Task to carry out: Reproduce every entry below precisely; do not include the pictures.

○ ○ ○ ○ ○

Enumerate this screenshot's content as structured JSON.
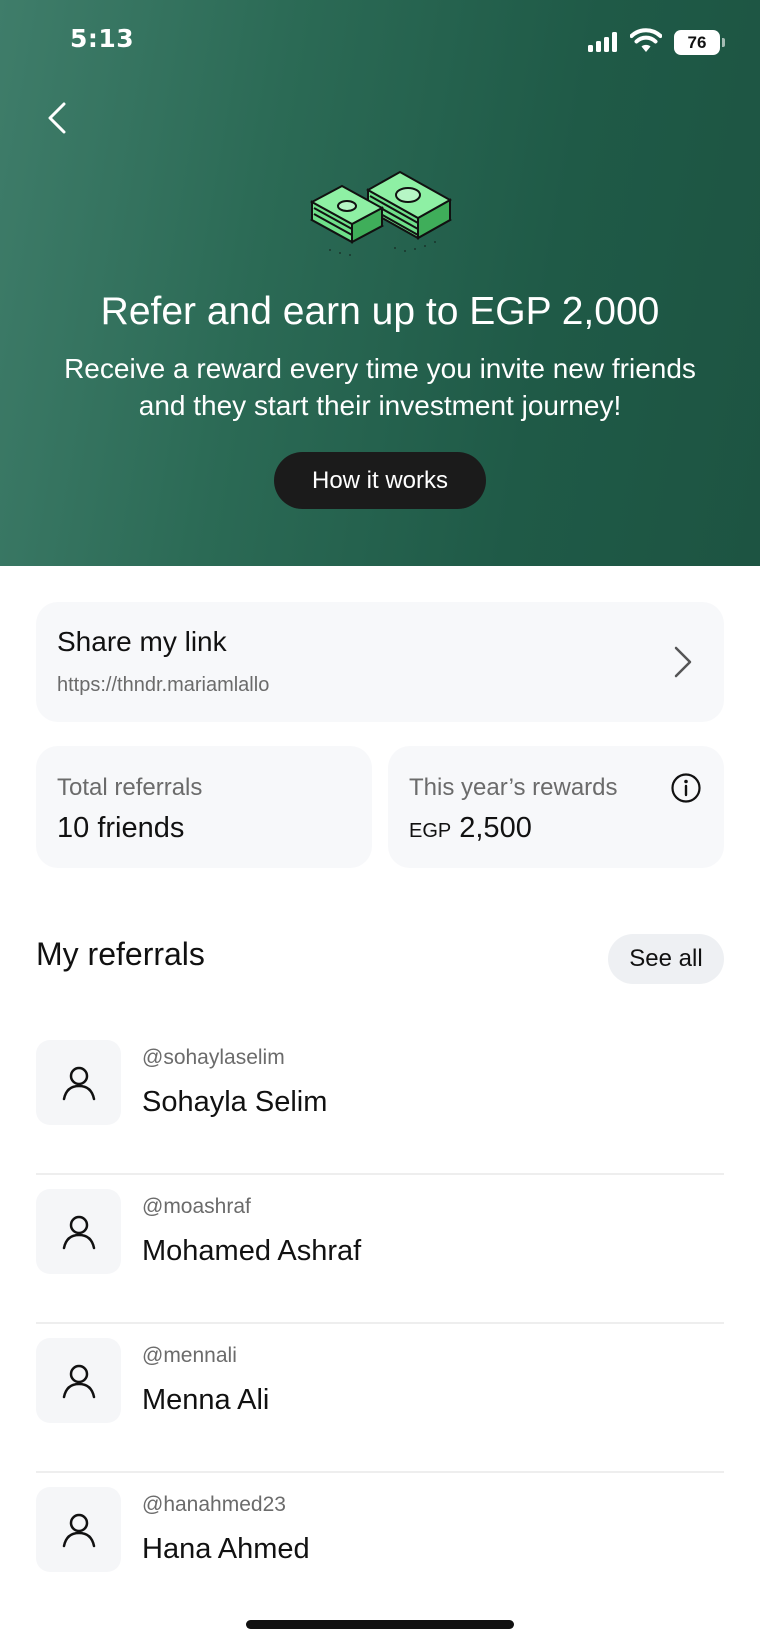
{
  "status_bar": {
    "time": "5:13",
    "battery": "76"
  },
  "hero": {
    "title": "Refer and earn up to EGP 2,000",
    "subtitle": "Receive a reward every time you invite new friends and they start their investment journey!",
    "button_label": "How it works",
    "background_color": "#2b6a55",
    "illustration_icon": "money-stack-icon"
  },
  "share": {
    "title": "Share my link",
    "link": "https://thndr.mariamlallo"
  },
  "stats": {
    "total_referrals_label": "Total referrals",
    "total_referrals_value": "10 friends",
    "rewards_label": "This year’s rewards",
    "rewards_currency": "EGP",
    "rewards_amount": "2,500"
  },
  "referrals": {
    "title": "My referrals",
    "see_all_label": "See all",
    "items": [
      {
        "handle": "@sohaylaselim",
        "name": "Sohayla Selim"
      },
      {
        "handle": "@moashraf",
        "name": "Mohamed Ashraf"
      },
      {
        "handle": "@mennali",
        "name": "Menna Ali"
      },
      {
        "handle": "@hanahmed23",
        "name": "Hana Ahmed"
      }
    ]
  }
}
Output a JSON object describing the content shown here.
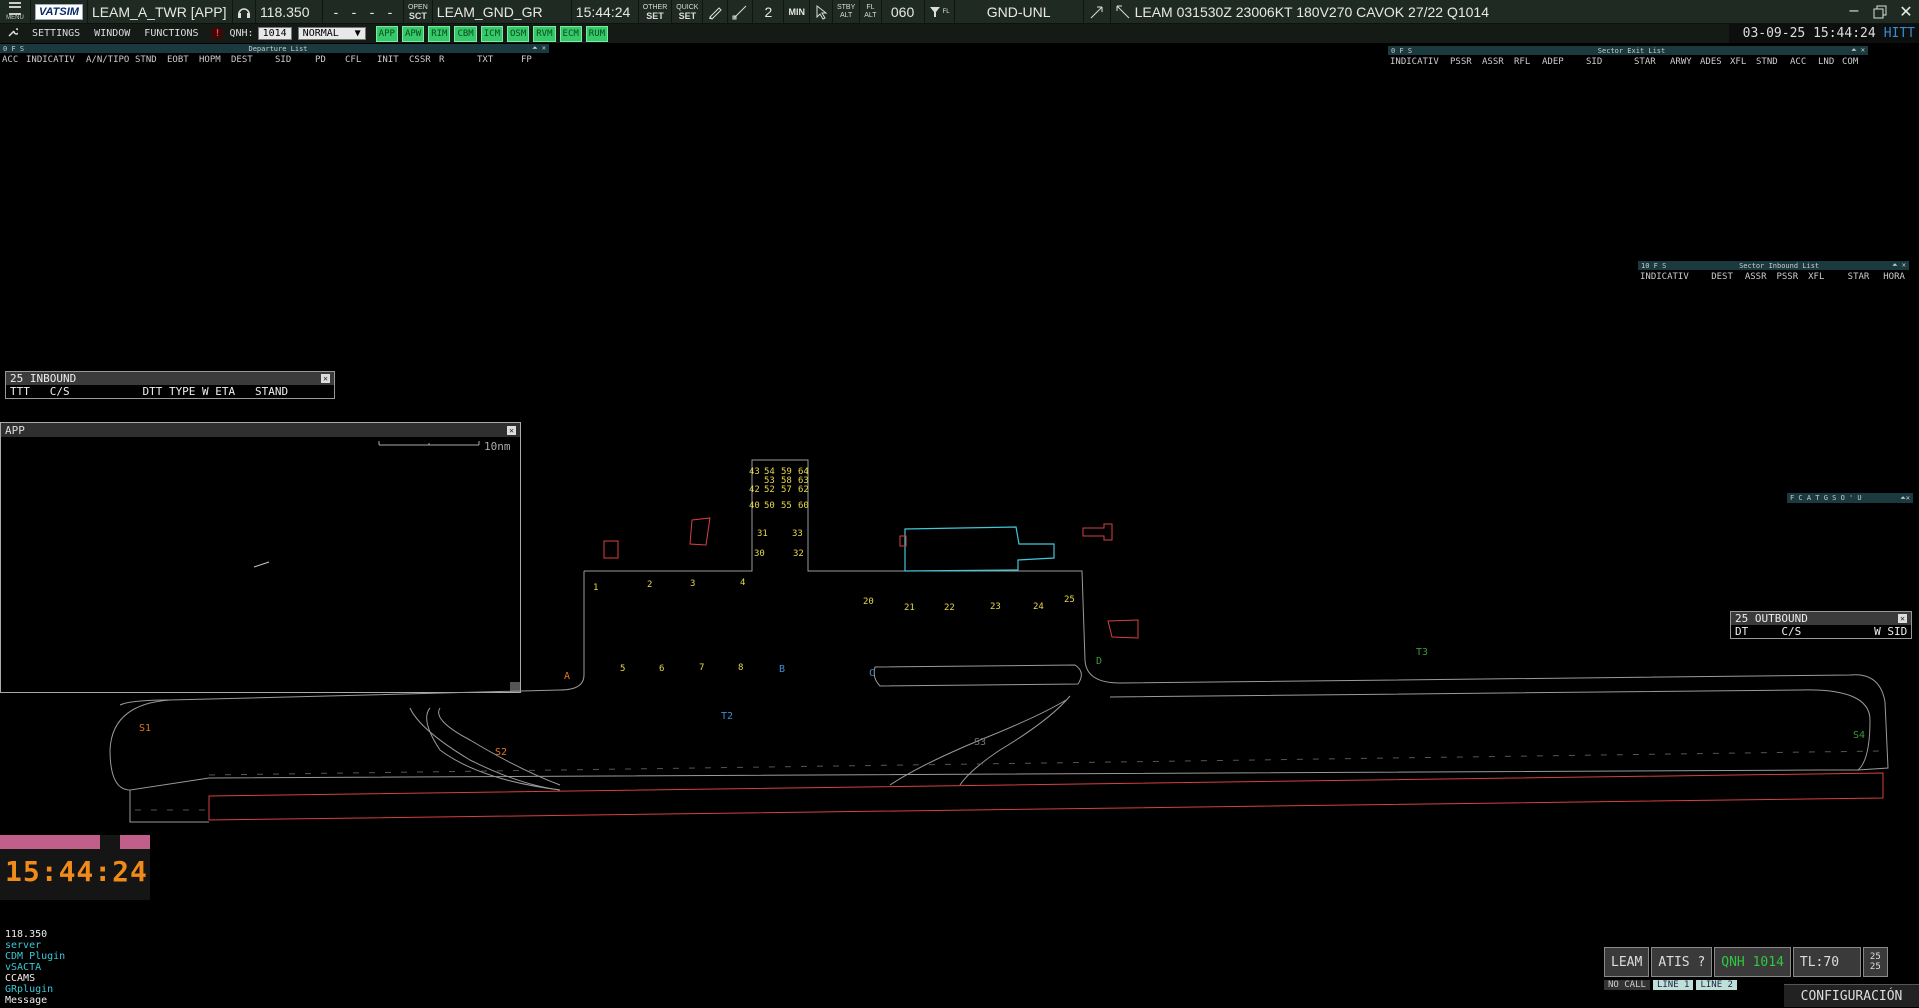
{
  "topbar": {
    "menu_label": "MENU",
    "logo": "VATSIM",
    "callsign": "LEAM_A_TWR [APP]",
    "frequency": "118.350",
    "dashes": [
      "-",
      "-",
      "-",
      "-"
    ],
    "open_sct_top": "OPEN",
    "open_sct_bottom": "SCT",
    "controller": "LEAM_GND_GR",
    "time": "15:44:24",
    "other_set_top": "OTHER",
    "other_set_bottom": "SET",
    "quick_set_top": "QUICK",
    "quick_set_bottom": "SET",
    "min_value": "2",
    "min_label": "MIN",
    "stby_alt_top": "STBY",
    "stby_alt_bottom": "ALT",
    "fl_alt_top": "FL",
    "fl_alt_bottom": "ALT",
    "alt_value": "060",
    "fl_label": "FL",
    "range": "GND-UNL",
    "metar": "LEAM 031530Z 23006KT 180V270 CAVOK 27/22 Q1014"
  },
  "toolbar": {
    "settings": "SETTINGS",
    "window": "WINDOW",
    "functions": "FUNCTIONS",
    "alert": "!",
    "qnh_label": "QNH:",
    "qnh_value": "1014",
    "mode": "NORMAL",
    "mode_arrow": "▼",
    "green_buttons": [
      "APP",
      "APW",
      "RIM",
      "CBM",
      "ICM",
      "OSM",
      "RVM",
      "ECM",
      "RUM"
    ]
  },
  "datetime": {
    "date_time": "03-09-25 15:44:24",
    "hitt": "HITT"
  },
  "departure_list": {
    "title": "Departure List",
    "flags": "0 F S",
    "columns": [
      "ACC",
      "INDICATIV",
      "A/N/TIPO",
      "STND",
      "EOBT",
      "HOPM",
      "DEST",
      "SID",
      "PD",
      "CFL",
      "INIT",
      "CSSR",
      "R",
      "TXT",
      "FP"
    ]
  },
  "sector_exit_list": {
    "title": "Sector Exit List",
    "flags": "0 F S",
    "columns": [
      "INDICATIV",
      "PSSR",
      "ASSR",
      "RFL",
      "ADEP",
      "SID",
      "STAR",
      "ARWY",
      "ADES",
      "XFL",
      "STND",
      "ACC",
      "LND",
      "COM"
    ]
  },
  "sector_inbound_list": {
    "title": "Sector Inbound List",
    "flags": "10 F S",
    "columns": [
      "INDICATIV",
      "DEST",
      "ASSR",
      "PSSR",
      "XFL",
      "STAR",
      "HORA"
    ]
  },
  "inbound_panel": {
    "title": "25 INBOUND",
    "header": "TTT   C/S           DTT TYPE W ETA   STAND"
  },
  "outbound_panel": {
    "title": "25 OUTBOUND",
    "header": "DT     C/S           W SID"
  },
  "filter_bar": "F C A T G S O ' U",
  "app_window": {
    "title": "APP",
    "scale": "10nm"
  },
  "map": {
    "stands_top": [
      "43",
      "54",
      "59",
      "64",
      "53",
      "58",
      "63",
      "42",
      "52",
      "57",
      "62",
      "40",
      "50",
      "55",
      "60"
    ],
    "stands": [
      "31",
      "33",
      "30",
      "32",
      "1",
      "2",
      "3",
      "4",
      "20",
      "21",
      "22",
      "23",
      "24",
      "25",
      "5",
      "6",
      "7",
      "8"
    ],
    "taxiways": [
      {
        "label": "A",
        "color": "#e07820"
      },
      {
        "label": "B",
        "color": "#3a8fd8"
      },
      {
        "label": "C",
        "color": "#3a8fd8"
      },
      {
        "label": "D",
        "color": "#3a9a3a"
      },
      {
        "label": "T2",
        "color": "#3a8fd8"
      },
      {
        "label": "T3",
        "color": "#3a9a3a"
      },
      {
        "label": "S1",
        "color": "#e07820"
      },
      {
        "label": "S2",
        "color": "#e07820"
      },
      {
        "label": "S3",
        "color": "#777777"
      },
      {
        "label": "S4",
        "color": "#3a9a3a"
      }
    ]
  },
  "clock": {
    "time": "15:44:24"
  },
  "messages": [
    "118.350",
    "server",
    "CDM Plugin",
    "vSACTA",
    "CCAMS",
    "GRplugin",
    "Message"
  ],
  "status_bar": {
    "airport": "LEAM",
    "atis": "ATIS ?",
    "qnh": "QNH 1014",
    "tl": "TL:70",
    "counts_top": "25",
    "counts_bottom": "25",
    "lines": [
      "NO CALL",
      "LINE 1",
      "LINE 2"
    ],
    "config": "CONFIGURACIÓN"
  },
  "colors": {
    "stand_yellow": "#e8d84a",
    "runway_red": "#d84040",
    "terminal_cyan": "#40c8d8",
    "clock_orange": "#f08a1a",
    "green_button": "#35c96a",
    "qnh_green": "#2ec840",
    "message_cyan": "#3ac8d8"
  }
}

○ ○ ○ ○ ○

Output for this exercise:
Enumerate this screenshot's content as structured JSON.
{
  "status_bar": {
    "time": "5:13",
    "battery": "76"
  },
  "hero": {
    "title": "Refer and earn up to EGP 2,000",
    "subtitle": "Receive a reward every time you invite new friends and they start their investment journey!",
    "button_label": "How it works",
    "background_color": "#2b6a55",
    "illustration_icon": "money-stack-icon"
  },
  "share": {
    "title": "Share my link",
    "link": "https://thndr.mariamlallo"
  },
  "stats": {
    "total_referrals_label": "Total referrals",
    "total_referrals_value": "10 friends",
    "rewards_label": "This year’s rewards",
    "rewards_currency": "EGP",
    "rewards_amount": "2,500"
  },
  "referrals": {
    "title": "My referrals",
    "see_all_label": "See all",
    "items": [
      {
        "handle": "@sohaylaselim",
        "name": "Sohayla Selim"
      },
      {
        "handle": "@moashraf",
        "name": "Mohamed Ashraf"
      },
      {
        "handle": "@mennali",
        "name": "Menna Ali"
      },
      {
        "handle": "@hanahmed23",
        "name": "Hana Ahmed"
      }
    ]
  }
}
Output a JSON object describing the content shown here.
{
  "topbar": {
    "menu_label": "MENU",
    "logo": "VATSIM",
    "callsign": "LEAM_A_TWR [APP]",
    "frequency": "118.350",
    "dashes": [
      "-",
      "-",
      "-",
      "-"
    ],
    "open_sct_top": "OPEN",
    "open_sct_bottom": "SCT",
    "controller": "LEAM_GND_GR",
    "time": "15:44:24",
    "other_set_top": "OTHER",
    "other_set_bottom": "SET",
    "quick_set_top": "QUICK",
    "quick_set_bottom": "SET",
    "min_value": "2",
    "min_label": "MIN",
    "stby_alt_top": "STBY",
    "stby_alt_bottom": "ALT",
    "fl_alt_top": "FL",
    "fl_alt_bottom": "ALT",
    "alt_value": "060",
    "fl_label": "FL",
    "range": "GND-UNL",
    "metar": "LEAM 031530Z 23006KT 180V270 CAVOK 27/22 Q1014"
  },
  "toolbar": {
    "settings": "SETTINGS",
    "window": "WINDOW",
    "functions": "FUNCTIONS",
    "alert": "!",
    "qnh_label": "QNH:",
    "qnh_value": "1014",
    "mode": "NORMAL",
    "mode_arrow": "▼",
    "green_buttons": [
      "APP",
      "APW",
      "RIM",
      "CBM",
      "ICM",
      "OSM",
      "RVM",
      "ECM",
      "RUM"
    ]
  },
  "datetime": {
    "date_time": "03-09-25 15:44:24",
    "hitt": "HITT"
  },
  "departure_list": {
    "title": "Departure List",
    "flags": "0 F S",
    "columns": [
      "ACC",
      "INDICATIV",
      "A/N/TIPO",
      "STND",
      "EOBT",
      "HOPM",
      "DEST",
      "SID",
      "PD",
      "CFL",
      "INIT",
      "CSSR",
      "R",
      "TXT",
      "FP"
    ]
  },
  "sector_exit_list": {
    "title": "Sector Exit List",
    "flags": "0 F S",
    "columns": [
      "INDICATIV",
      "PSSR",
      "ASSR",
      "RFL",
      "ADEP",
      "SID",
      "STAR",
      "ARWY",
      "ADES",
      "XFL",
      "STND",
      "ACC",
      "LND",
      "COM"
    ]
  },
  "sector_inbound_list": {
    "title": "Sector Inbound List",
    "flags": "10 F S",
    "columns": [
      "INDICATIV",
      "DEST",
      "ASSR",
      "PSSR",
      "XFL",
      "STAR",
      "HORA"
    ]
  },
  "inbound_panel": {
    "title": "25 INBOUND",
    "header": "TTT   C/S           DTT TYPE W ETA   STAND"
  },
  "outbound_panel": {
    "title": "25 OUTBOUND",
    "header": "DT     C/S           W SID"
  },
  "filter_bar": "F C A T G S O ' U",
  "app_window": {
    "title": "APP",
    "scale": "10nm"
  },
  "map": {
    "stands_top": [
      "43",
      "54",
      "59",
      "64",
      "53",
      "58",
      "63",
      "42",
      "52",
      "57",
      "62",
      "40",
      "50",
      "55",
      "60"
    ],
    "stands": [
      "31",
      "33",
      "30",
      "32",
      "1",
      "2",
      "3",
      "4",
      "20",
      "21",
      "22",
      "23",
      "24",
      "25",
      "5",
      "6",
      "7",
      "8"
    ],
    "taxiways": [
      {
        "label": "A",
        "color": "#e07820"
      },
      {
        "label": "B",
        "color": "#3a8fd8"
      },
      {
        "label": "C",
        "color": "#3a8fd8"
      },
      {
        "label": "D",
        "color": "#3a9a3a"
      },
      {
        "label": "T2",
        "color": "#3a8fd8"
      },
      {
        "label": "T3",
        "color": "#3a9a3a"
      },
      {
        "label": "S1",
        "color": "#e07820"
      },
      {
        "label": "S2",
        "color": "#e07820"
      },
      {
        "label": "S3",
        "color": "#777777"
      },
      {
        "label": "S4",
        "color": "#3a9a3a"
      }
    ]
  },
  "clock": {
    "time": "15:44:24"
  },
  "messages": [
    "118.350",
    "server",
    "CDM Plugin",
    "vSACTA",
    "CCAMS",
    "GRplugin",
    "Message"
  ],
  "status_bar": {
    "airport": "LEAM",
    "atis": "ATIS ?",
    "qnh": "QNH 1014",
    "tl": "TL:70",
    "counts_top": "25",
    "counts_bottom": "25",
    "lines": [
      "NO CALL",
      "LINE 1",
      "LINE 2"
    ],
    "config": "CONFIGURACIÓN"
  },
  "colors": {
    "stand_yellow": "#e8d84a",
    "runway_red": "#d84040",
    "terminal_cyan": "#40c8d8",
    "clock_orange": "#f08a1a",
    "green_button": "#35c96a",
    "qnh_green": "#2ec840",
    "message_cyan": "#3ac8d8"
  }
}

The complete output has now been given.